*DATASET ENTRIES*:
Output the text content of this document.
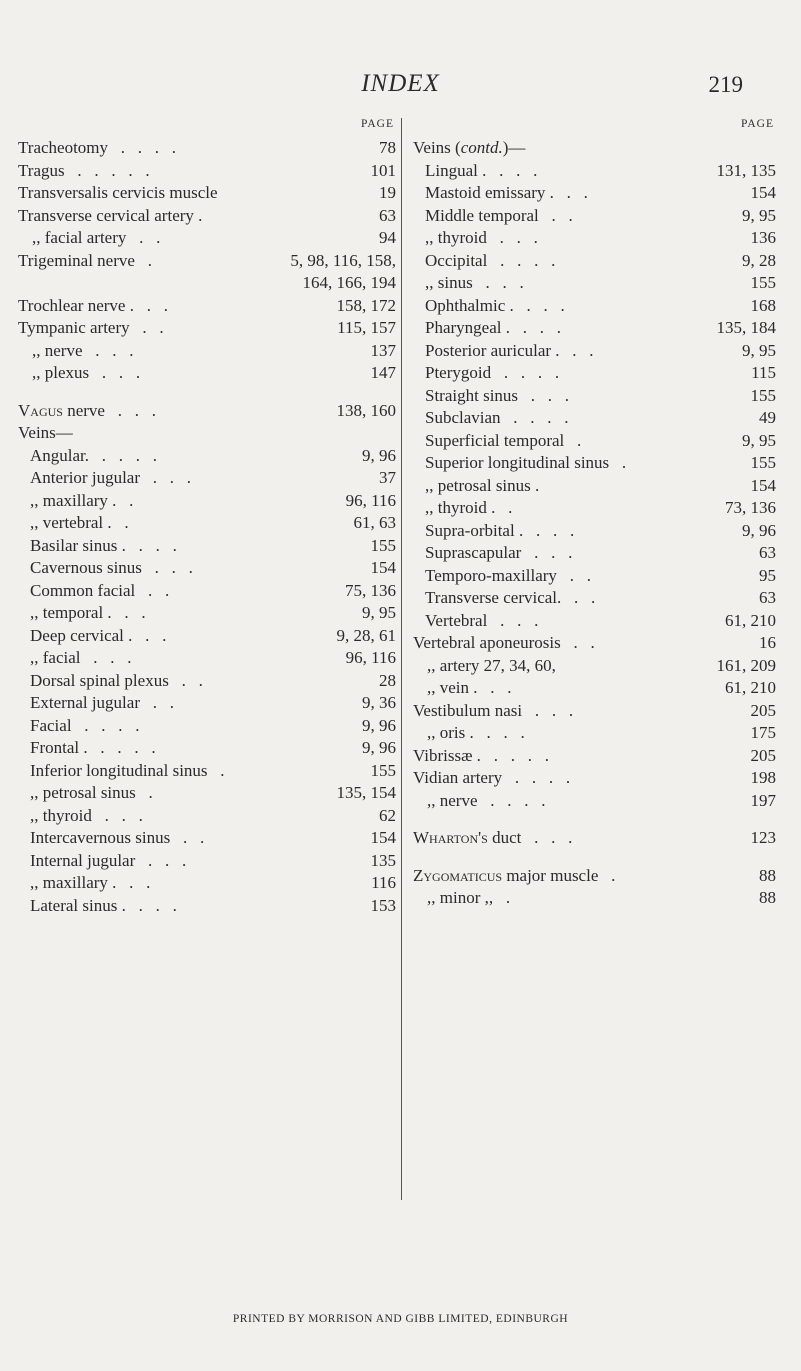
INDEX	219
PAGE
Tracheotomy   .   .   .   .	78
Tragus   .   .   .   .   .	101
Transversalis cervicis muscle	19
Transverse cervical artery .	63
,, facial artery   .   .	94
Trigeminal nerve   .	5, 98, 116, 158,
164, 166, 194
Trochlear nerve .   .   .	158, 172
Tympanic artery   .   .	115, 157
,, nerve   .   .   .	137
,, plexus   .   .   .	147
Vagus nerve   .   .   .	138, 160
Veins—
Angular.   .   .   .   .	9, 96
Anterior jugular   .   .   .	37
,, maxillary .   .	96, 116
,, vertebral .   .	61, 63
Basilar sinus .   .   .   .	155
Cavernous sinus   .   .   .	154
Common facial   .   .	75, 136
,, temporal .   .   .	9, 95
Deep cervical .   .   .	9, 28, 61
,, facial   .   .   .	96, 116
Dorsal spinal plexus   .   .	28
External jugular   .   .	9, 36
Facial   .   .   .   .	9, 96
Frontal .   .   .   .   .	9, 96
Inferior longitudinal sinus   .	155
,, petrosal sinus   .	135, 154
,, thyroid   .   .   .	62
Intercavernous sinus   .   .	154
Internal jugular   .   .   .	135
,, maxillary .   .   .	116
Lateral sinus .   .   .   .	153
PAGE
Veins (contd.)—
Lingual .   .   .   .	131, 135
Mastoid emissary .   .   .	154
Middle temporal   .   .	9, 95
,, thyroid   .   .   .	136
Occipital   .   .   .   .	9, 28
,, sinus   .   .   .	155
Ophthalmic .   .   .   .	168
Pharyngeal .   .   .   .	135, 184
Posterior auricular .   .   .	9, 95
Pterygoid   .   .   .   .	115
Straight sinus   .   .   .	155
Subclavian   .   .   .   .	49
Superficial temporal   .	9, 95
Superior longitudinal sinus   .	155
,, petrosal sinus .	154
,, thyroid .   .	73, 136
Supra-orbital .   .   .   .	9, 96
Suprascapular   .   .   .	63
Temporo-maxillary   .   .	95
Transverse cervical.   .   .	63
Vertebral   .   .   .	61, 210
Vertebral aponeurosis   .   .	16
,, artery 27, 34, 60,	161, 209
,, vein .   .   .	61, 210
Vestibulum nasi   .   .   .	205
,, oris .   .   .   .	175
Vibrissæ .   .   .   .   .	205
Vidian artery   .   .   .   .	198
,, nerve   .   .   .   .	197
Wharton's duct   .   .   .	123
Zygomaticus major muscle   .	88
,, minor ,,   .	88
PRINTED BY MORRISON AND GIBB LIMITED, EDINBURGH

*WORK TO BE COMPLETED*:
Only lines with the word "longitudinal" should be collected from the material.

*EXPECTED ANSWER*:
Inferior longitudinal sinus   .	155
Superior longitudinal sinus   .	155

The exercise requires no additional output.